Requirement —
Return all lines in the material below that contain "been".

Information supplied —
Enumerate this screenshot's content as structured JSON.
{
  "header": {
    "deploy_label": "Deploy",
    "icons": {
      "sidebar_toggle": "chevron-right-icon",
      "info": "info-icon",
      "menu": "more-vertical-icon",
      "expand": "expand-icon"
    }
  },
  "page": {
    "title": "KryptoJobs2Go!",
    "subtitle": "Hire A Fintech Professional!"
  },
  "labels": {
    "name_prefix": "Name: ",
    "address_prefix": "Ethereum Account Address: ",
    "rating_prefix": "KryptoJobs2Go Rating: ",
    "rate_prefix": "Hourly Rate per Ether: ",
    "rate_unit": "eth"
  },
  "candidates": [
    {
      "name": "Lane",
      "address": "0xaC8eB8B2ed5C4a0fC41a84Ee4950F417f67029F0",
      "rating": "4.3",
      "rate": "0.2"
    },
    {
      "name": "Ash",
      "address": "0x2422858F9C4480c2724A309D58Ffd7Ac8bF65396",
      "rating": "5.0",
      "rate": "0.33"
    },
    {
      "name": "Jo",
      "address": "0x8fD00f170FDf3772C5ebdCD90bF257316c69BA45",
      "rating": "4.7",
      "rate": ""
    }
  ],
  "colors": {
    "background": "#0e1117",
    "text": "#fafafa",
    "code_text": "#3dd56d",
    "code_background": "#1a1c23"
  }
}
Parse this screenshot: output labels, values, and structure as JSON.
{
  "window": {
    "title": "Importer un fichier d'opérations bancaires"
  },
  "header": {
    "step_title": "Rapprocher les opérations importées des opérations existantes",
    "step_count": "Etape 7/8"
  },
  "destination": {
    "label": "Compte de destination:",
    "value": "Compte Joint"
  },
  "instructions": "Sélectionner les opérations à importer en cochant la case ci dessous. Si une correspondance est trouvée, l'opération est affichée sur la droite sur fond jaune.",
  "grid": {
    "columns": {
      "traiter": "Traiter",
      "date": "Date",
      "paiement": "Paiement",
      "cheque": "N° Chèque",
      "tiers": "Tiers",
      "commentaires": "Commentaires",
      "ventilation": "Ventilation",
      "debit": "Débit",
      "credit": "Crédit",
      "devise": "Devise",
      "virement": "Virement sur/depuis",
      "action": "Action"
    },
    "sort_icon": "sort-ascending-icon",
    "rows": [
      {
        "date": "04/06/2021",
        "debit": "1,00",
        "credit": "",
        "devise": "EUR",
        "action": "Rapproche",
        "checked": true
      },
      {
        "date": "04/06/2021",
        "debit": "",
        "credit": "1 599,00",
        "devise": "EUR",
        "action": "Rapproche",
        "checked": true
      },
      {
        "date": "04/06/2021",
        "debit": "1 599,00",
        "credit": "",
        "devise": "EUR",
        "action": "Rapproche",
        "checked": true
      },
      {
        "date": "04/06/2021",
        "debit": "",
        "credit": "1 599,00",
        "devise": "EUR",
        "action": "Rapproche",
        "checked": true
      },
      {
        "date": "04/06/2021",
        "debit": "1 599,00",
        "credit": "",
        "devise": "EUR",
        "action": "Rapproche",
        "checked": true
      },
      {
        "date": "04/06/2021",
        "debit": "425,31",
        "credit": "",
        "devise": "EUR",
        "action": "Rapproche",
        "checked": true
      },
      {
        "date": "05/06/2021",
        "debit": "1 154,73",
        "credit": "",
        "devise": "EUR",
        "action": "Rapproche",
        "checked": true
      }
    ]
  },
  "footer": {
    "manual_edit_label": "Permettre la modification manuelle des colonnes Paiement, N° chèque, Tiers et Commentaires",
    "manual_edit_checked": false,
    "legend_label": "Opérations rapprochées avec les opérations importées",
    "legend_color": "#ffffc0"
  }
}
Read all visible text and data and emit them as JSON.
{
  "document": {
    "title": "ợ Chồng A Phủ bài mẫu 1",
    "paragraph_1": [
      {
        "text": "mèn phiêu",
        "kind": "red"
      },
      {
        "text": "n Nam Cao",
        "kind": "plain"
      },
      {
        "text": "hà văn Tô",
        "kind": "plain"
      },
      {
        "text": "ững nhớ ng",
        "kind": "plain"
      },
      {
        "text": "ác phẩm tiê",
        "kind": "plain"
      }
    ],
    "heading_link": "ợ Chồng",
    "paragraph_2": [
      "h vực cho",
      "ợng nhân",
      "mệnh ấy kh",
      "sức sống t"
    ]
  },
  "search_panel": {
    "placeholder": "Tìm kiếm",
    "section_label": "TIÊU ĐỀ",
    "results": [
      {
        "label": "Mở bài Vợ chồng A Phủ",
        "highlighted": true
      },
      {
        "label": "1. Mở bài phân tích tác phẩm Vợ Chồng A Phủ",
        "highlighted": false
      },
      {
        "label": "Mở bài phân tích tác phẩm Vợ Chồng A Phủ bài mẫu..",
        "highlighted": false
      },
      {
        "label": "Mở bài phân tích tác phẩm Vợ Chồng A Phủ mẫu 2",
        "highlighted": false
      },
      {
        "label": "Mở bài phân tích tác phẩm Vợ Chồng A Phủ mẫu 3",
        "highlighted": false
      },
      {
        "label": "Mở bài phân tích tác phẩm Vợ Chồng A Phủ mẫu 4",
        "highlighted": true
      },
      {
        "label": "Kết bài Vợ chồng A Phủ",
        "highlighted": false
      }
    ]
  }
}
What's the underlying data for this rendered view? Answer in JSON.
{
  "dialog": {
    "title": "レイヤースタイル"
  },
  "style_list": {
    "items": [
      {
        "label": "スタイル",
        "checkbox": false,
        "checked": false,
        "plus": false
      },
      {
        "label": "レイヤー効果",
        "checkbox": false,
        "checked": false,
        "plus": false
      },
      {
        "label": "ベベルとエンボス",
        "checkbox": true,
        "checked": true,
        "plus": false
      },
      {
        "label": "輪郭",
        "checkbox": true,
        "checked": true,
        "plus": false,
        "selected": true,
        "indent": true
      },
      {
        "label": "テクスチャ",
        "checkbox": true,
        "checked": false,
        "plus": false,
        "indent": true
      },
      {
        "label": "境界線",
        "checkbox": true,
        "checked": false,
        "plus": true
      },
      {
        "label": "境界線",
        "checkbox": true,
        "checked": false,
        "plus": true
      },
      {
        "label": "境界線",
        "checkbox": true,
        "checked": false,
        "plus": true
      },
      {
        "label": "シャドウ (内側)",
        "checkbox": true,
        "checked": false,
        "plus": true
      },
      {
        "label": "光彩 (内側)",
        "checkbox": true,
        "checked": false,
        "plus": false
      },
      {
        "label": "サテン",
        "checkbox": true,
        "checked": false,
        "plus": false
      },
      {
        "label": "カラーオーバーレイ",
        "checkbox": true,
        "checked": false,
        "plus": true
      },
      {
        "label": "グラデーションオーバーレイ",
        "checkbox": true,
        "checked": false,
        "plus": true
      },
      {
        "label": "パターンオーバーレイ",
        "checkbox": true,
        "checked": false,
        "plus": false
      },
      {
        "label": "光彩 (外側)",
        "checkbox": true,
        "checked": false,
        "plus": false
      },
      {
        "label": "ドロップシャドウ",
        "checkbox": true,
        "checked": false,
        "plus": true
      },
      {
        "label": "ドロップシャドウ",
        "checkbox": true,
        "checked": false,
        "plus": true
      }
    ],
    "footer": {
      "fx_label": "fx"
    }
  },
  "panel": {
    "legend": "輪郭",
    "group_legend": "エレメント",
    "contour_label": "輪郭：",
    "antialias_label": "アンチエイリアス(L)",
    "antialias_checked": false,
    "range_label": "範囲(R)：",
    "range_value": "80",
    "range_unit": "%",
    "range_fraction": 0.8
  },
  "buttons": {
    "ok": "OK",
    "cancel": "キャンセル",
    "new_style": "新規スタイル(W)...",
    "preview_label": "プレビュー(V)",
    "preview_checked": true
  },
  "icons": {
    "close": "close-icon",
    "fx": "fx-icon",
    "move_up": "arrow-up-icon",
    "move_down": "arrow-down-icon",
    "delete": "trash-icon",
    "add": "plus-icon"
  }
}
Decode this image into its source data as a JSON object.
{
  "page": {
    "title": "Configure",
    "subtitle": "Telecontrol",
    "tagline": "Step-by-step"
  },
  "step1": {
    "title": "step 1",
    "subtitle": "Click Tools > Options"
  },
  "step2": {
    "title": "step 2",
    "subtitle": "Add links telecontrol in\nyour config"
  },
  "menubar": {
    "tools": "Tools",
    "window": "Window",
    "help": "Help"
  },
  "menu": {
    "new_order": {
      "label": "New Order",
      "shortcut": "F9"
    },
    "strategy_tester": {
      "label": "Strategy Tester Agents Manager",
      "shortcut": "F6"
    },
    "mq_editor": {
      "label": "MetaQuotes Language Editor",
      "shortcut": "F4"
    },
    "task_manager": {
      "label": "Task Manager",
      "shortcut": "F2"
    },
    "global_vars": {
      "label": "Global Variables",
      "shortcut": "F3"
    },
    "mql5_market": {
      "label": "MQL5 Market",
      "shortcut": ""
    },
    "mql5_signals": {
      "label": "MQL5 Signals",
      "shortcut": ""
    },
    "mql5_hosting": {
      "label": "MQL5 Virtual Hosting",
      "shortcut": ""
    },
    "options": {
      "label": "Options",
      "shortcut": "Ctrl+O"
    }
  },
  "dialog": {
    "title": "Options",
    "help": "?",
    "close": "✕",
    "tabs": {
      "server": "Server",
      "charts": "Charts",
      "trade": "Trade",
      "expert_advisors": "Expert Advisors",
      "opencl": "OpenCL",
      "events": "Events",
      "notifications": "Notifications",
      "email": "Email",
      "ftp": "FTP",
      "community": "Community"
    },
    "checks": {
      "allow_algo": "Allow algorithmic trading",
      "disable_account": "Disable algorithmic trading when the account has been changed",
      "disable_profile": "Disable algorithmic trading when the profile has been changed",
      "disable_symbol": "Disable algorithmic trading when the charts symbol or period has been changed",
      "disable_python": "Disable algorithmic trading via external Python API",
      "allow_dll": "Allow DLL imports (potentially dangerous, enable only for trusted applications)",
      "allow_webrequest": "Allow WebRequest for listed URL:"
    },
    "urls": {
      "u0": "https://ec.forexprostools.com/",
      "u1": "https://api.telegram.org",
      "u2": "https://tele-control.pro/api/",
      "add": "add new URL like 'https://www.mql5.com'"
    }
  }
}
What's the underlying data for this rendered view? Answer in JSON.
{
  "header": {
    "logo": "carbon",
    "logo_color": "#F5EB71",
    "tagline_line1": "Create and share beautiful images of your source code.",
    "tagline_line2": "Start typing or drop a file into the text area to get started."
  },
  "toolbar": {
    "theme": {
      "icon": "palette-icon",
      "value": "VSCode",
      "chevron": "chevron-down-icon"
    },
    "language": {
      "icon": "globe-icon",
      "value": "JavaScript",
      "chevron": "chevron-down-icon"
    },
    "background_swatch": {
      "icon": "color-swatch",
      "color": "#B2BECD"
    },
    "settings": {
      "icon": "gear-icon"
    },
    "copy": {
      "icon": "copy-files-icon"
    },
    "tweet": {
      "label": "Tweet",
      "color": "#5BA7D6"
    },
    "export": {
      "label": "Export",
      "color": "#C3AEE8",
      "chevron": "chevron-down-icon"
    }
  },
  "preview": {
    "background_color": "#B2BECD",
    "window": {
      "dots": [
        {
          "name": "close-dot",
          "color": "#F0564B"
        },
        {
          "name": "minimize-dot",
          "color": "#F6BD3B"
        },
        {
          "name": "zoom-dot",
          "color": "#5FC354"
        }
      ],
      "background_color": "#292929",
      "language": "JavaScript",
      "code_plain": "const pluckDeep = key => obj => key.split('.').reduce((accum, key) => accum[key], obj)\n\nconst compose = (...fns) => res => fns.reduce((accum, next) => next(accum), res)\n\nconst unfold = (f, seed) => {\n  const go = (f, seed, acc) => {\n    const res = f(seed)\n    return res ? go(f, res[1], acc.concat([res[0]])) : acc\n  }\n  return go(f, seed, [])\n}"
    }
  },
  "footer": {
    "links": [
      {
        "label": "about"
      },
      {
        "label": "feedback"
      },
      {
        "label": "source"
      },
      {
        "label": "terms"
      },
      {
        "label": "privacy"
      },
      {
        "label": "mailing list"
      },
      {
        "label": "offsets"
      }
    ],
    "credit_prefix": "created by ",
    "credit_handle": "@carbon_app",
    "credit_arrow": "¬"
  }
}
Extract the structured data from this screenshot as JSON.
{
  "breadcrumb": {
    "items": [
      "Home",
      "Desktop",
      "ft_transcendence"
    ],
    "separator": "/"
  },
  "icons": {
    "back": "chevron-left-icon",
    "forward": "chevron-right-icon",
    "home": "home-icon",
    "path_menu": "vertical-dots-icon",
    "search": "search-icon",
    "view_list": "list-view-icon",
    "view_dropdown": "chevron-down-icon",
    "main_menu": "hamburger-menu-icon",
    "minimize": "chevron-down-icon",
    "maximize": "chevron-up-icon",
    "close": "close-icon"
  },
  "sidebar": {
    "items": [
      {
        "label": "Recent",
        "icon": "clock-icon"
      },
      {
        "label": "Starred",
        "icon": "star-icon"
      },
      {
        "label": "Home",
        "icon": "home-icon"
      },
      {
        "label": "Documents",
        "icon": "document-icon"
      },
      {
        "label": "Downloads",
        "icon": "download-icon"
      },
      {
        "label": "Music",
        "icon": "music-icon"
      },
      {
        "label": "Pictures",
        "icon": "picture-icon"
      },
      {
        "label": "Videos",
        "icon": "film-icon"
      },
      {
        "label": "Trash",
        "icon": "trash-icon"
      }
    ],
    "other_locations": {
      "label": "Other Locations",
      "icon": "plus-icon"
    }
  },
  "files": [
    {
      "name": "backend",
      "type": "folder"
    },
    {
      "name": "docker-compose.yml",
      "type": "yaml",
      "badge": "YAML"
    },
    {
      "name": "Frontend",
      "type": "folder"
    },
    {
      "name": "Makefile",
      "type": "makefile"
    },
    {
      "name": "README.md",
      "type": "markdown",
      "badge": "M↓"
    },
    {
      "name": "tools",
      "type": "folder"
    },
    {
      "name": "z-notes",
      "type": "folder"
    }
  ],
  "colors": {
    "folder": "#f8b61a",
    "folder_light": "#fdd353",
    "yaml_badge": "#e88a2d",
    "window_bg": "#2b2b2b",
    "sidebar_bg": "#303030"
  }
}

Full answer —
      "disable_account": "Disable algorithmic trading when the account has been changed",
      "disable_profile": "Disable algorithmic trading when the profile has been changed",
      "disable_symbol": "Disable algorithmic trading when the charts symbol or period has been changed",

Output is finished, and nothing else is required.